WHAT IS REQUIRED:
Repeat the material below word for word and leave out all pictures.
+---+
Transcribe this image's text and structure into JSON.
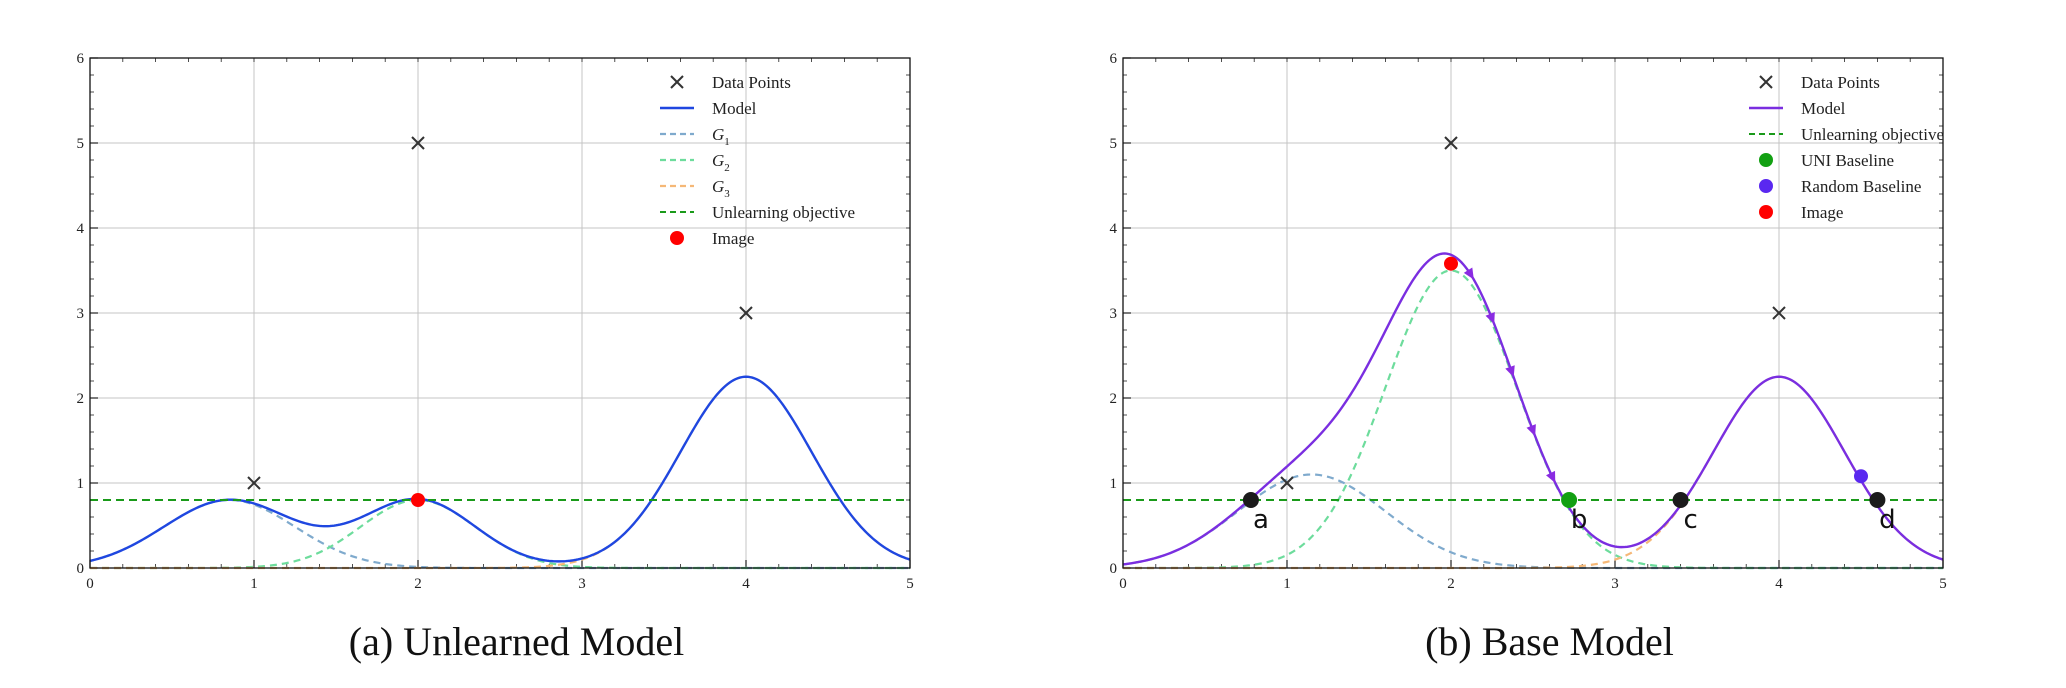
{
  "panels": [
    {
      "id": "a",
      "caption": "(a) Unlearned Model"
    },
    {
      "id": "b",
      "caption": "(b) Base Model"
    }
  ],
  "colors": {
    "data_points": "#333333",
    "model_a": "#1f47e0",
    "model_b": "#7a2ee0",
    "g1": "#7faacd",
    "g2": "#6ddc9c",
    "g3": "#f5b877",
    "unlearning": "#1a9a1a",
    "image": "#ff0000",
    "uni_baseline": "#12a012",
    "random_baseline": "#5a28f0",
    "annotation_point": "#1b1b1b",
    "trajectory": "#8a2be2",
    "grid": "#c4c4c4"
  },
  "chart_data": [
    {
      "type": "line",
      "xlim": [
        0,
        5
      ],
      "ylim": [
        0,
        6
      ],
      "xticks": [
        "0",
        "1",
        "2",
        "3",
        "4",
        "5"
      ],
      "yticks": [
        "0",
        "1",
        "2",
        "3",
        "4",
        "5",
        "6"
      ],
      "grid": true,
      "legend_position": "top-right",
      "legend": [
        "Data Points",
        "Model",
        "G_1",
        "G_2",
        "G_3",
        "Unlearning objective",
        "Image"
      ],
      "data_points": {
        "x": [
          1,
          2,
          4
        ],
        "y": [
          1,
          5,
          3
        ]
      },
      "gaussians": [
        {
          "name": "G_1",
          "amplitude": 0.8,
          "mean": 0.85,
          "sigma": 0.4
        },
        {
          "name": "G_2",
          "amplitude": 0.8,
          "mean": 2.0,
          "sigma": 0.35
        },
        {
          "name": "G_3",
          "amplitude": 2.25,
          "mean": 4.0,
          "sigma": 0.4
        }
      ],
      "unlearning_objective": 0.8,
      "image_point": {
        "x": 2.0,
        "y": 0.8
      }
    },
    {
      "type": "line",
      "xlim": [
        0,
        5
      ],
      "ylim": [
        0,
        6
      ],
      "xticks": [
        "0",
        "1",
        "2",
        "3",
        "4",
        "5"
      ],
      "yticks": [
        "0",
        "1",
        "2",
        "3",
        "4",
        "5",
        "6"
      ],
      "grid": true,
      "legend_position": "top-right",
      "legend": [
        "Data Points",
        "Model",
        "Unlearning objective",
        "UNI Baseline",
        "Random Baseline",
        "Image"
      ],
      "data_points": {
        "x": [
          1,
          2,
          4
        ],
        "y": [
          1,
          5,
          3
        ]
      },
      "gaussians": [
        {
          "amplitude": 1.1,
          "mean": 1.15,
          "sigma": 0.45
        },
        {
          "amplitude": 3.5,
          "mean": 2.0,
          "sigma": 0.4
        },
        {
          "amplitude": 2.25,
          "mean": 4.0,
          "sigma": 0.4
        }
      ],
      "unlearning_objective": 0.8,
      "image_point": {
        "x": 2.0,
        "y": 3.58
      },
      "uni_baseline_point": {
        "x": 2.72,
        "y": 0.8
      },
      "random_baseline_point": {
        "x": 4.5,
        "y": 1.08
      },
      "annotated_points": [
        {
          "label": "a",
          "x": 0.78,
          "y": 0.8
        },
        {
          "label": "b",
          "x": 2.72,
          "y": 0.8
        },
        {
          "label": "c",
          "x": 3.4,
          "y": 0.8
        },
        {
          "label": "d",
          "x": 4.6,
          "y": 0.8
        }
      ],
      "trajectory_arrows_x": [
        2.12,
        2.25,
        2.37,
        2.5,
        2.62
      ]
    }
  ]
}
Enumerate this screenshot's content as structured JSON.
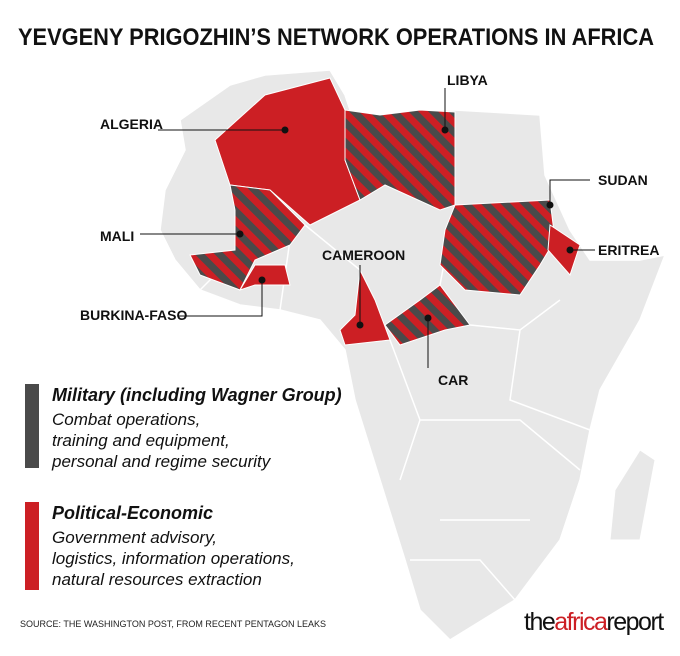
{
  "title": "YEVGENY PRIGOZHIN’S NETWORK OPERATIONS IN AFRICA",
  "countries": [
    {
      "label": "ALGERIA",
      "fill": "solid"
    },
    {
      "label": "LIBYA",
      "fill": "striped"
    },
    {
      "label": "SUDAN",
      "fill": "striped"
    },
    {
      "label": "MALI",
      "fill": "striped"
    },
    {
      "label": "ERITREA",
      "fill": "solid"
    },
    {
      "label": "BURKINA-FASO",
      "fill": "solid"
    },
    {
      "label": "CAMEROON",
      "fill": "solid"
    },
    {
      "label": "CAR",
      "fill": "striped"
    }
  ],
  "legend": [
    {
      "heading": "Military (including Wagner Group)",
      "color": "#4a4a4a",
      "lines": [
        "Combat operations,",
        "training and equipment,",
        "personal and regime security"
      ]
    },
    {
      "heading": "Political-Economic",
      "color": "#cc1f24",
      "lines": [
        "Government advisory,",
        "logistics, information operations,",
        "natural resources extraction"
      ]
    }
  ],
  "source": "SOURCE: THE WASHINGTON POST, FROM RECENT PENTAGON LEAKS",
  "brand": {
    "part1": "the",
    "part2": "africa",
    "part3": "report"
  }
}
+---+
SOLVED EXERCISE:
Transcribe this image's text and structure into JSON.
{
  "panels": [
    {
      "id": "a",
      "caption": "(a) Unlearned Model"
    },
    {
      "id": "b",
      "caption": "(b) Base Model"
    }
  ],
  "colors": {
    "data_points": "#333333",
    "model_a": "#1f47e0",
    "model_b": "#7a2ee0",
    "g1": "#7faacd",
    "g2": "#6ddc9c",
    "g3": "#f5b877",
    "unlearning": "#1a9a1a",
    "image": "#ff0000",
    "uni_baseline": "#12a012",
    "random_baseline": "#5a28f0",
    "annotation_point": "#1b1b1b",
    "trajectory": "#8a2be2",
    "grid": "#c4c4c4"
  },
  "chart_data": [
    {
      "type": "line",
      "xlim": [
        0,
        5
      ],
      "ylim": [
        0,
        6
      ],
      "xticks": [
        "0",
        "1",
        "2",
        "3",
        "4",
        "5"
      ],
      "yticks": [
        "0",
        "1",
        "2",
        "3",
        "4",
        "5",
        "6"
      ],
      "grid": true,
      "legend_position": "top-right",
      "legend": [
        "Data Points",
        "Model",
        "G_1",
        "G_2",
        "G_3",
        "Unlearning objective",
        "Image"
      ],
      "data_points": {
        "x": [
          1,
          2,
          4
        ],
        "y": [
          1,
          5,
          3
        ]
      },
      "gaussians": [
        {
          "name": "G_1",
          "amplitude": 0.8,
          "mean": 0.85,
          "sigma": 0.4
        },
        {
          "name": "G_2",
          "amplitude": 0.8,
          "mean": 2.0,
          "sigma": 0.35
        },
        {
          "name": "G_3",
          "amplitude": 2.25,
          "mean": 4.0,
          "sigma": 0.4
        }
      ],
      "unlearning_objective": 0.8,
      "image_point": {
        "x": 2.0,
        "y": 0.8
      }
    },
    {
      "type": "line",
      "xlim": [
        0,
        5
      ],
      "ylim": [
        0,
        6
      ],
      "xticks": [
        "0",
        "1",
        "2",
        "3",
        "4",
        "5"
      ],
      "yticks": [
        "0",
        "1",
        "2",
        "3",
        "4",
        "5",
        "6"
      ],
      "grid": true,
      "legend_position": "top-right",
      "legend": [
        "Data Points",
        "Model",
        "Unlearning objective",
        "UNI Baseline",
        "Random Baseline",
        "Image"
      ],
      "data_points": {
        "x": [
          1,
          2,
          4
        ],
        "y": [
          1,
          5,
          3
        ]
      },
      "gaussians": [
        {
          "amplitude": 1.1,
          "mean": 1.15,
          "sigma": 0.45
        },
        {
          "amplitude": 3.5,
          "mean": 2.0,
          "sigma": 0.4
        },
        {
          "amplitude": 2.25,
          "mean": 4.0,
          "sigma": 0.4
        }
      ],
      "unlearning_objective": 0.8,
      "image_point": {
        "x": 2.0,
        "y": 3.58
      },
      "uni_baseline_point": {
        "x": 2.72,
        "y": 0.8
      },
      "random_baseline_point": {
        "x": 4.5,
        "y": 1.08
      },
      "annotated_points": [
        {
          "label": "a",
          "x": 0.78,
          "y": 0.8
        },
        {
          "label": "b",
          "x": 2.72,
          "y": 0.8
        },
        {
          "label": "c",
          "x": 3.4,
          "y": 0.8
        },
        {
          "label": "d",
          "x": 4.6,
          "y": 0.8
        }
      ],
      "trajectory_arrows_x": [
        2.12,
        2.25,
        2.37,
        2.5,
        2.62
      ]
    }
  ]
}
Enumerate this screenshot's content as structured JSON.
{
  "title": "YEVGENY PRIGOZHIN’S NETWORK OPERATIONS IN AFRICA",
  "countries": [
    {
      "label": "ALGERIA",
      "fill": "solid"
    },
    {
      "label": "LIBYA",
      "fill": "striped"
    },
    {
      "label": "SUDAN",
      "fill": "striped"
    },
    {
      "label": "MALI",
      "fill": "striped"
    },
    {
      "label": "ERITREA",
      "fill": "solid"
    },
    {
      "label": "BURKINA-FASO",
      "fill": "solid"
    },
    {
      "label": "CAMEROON",
      "fill": "solid"
    },
    {
      "label": "CAR",
      "fill": "striped"
    }
  ],
  "legend": [
    {
      "heading": "Military (including Wagner Group)",
      "color": "#4a4a4a",
      "lines": [
        "Combat operations,",
        "training and equipment,",
        "personal and regime security"
      ]
    },
    {
      "heading": "Political-Economic",
      "color": "#cc1f24",
      "lines": [
        "Government advisory,",
        "logistics, information operations,",
        "natural resources extraction"
      ]
    }
  ],
  "source": "SOURCE: THE WASHINGTON POST, FROM RECENT PENTAGON LEAKS",
  "brand": {
    "part1": "the",
    "part2": "africa",
    "part3": "report"
  }
}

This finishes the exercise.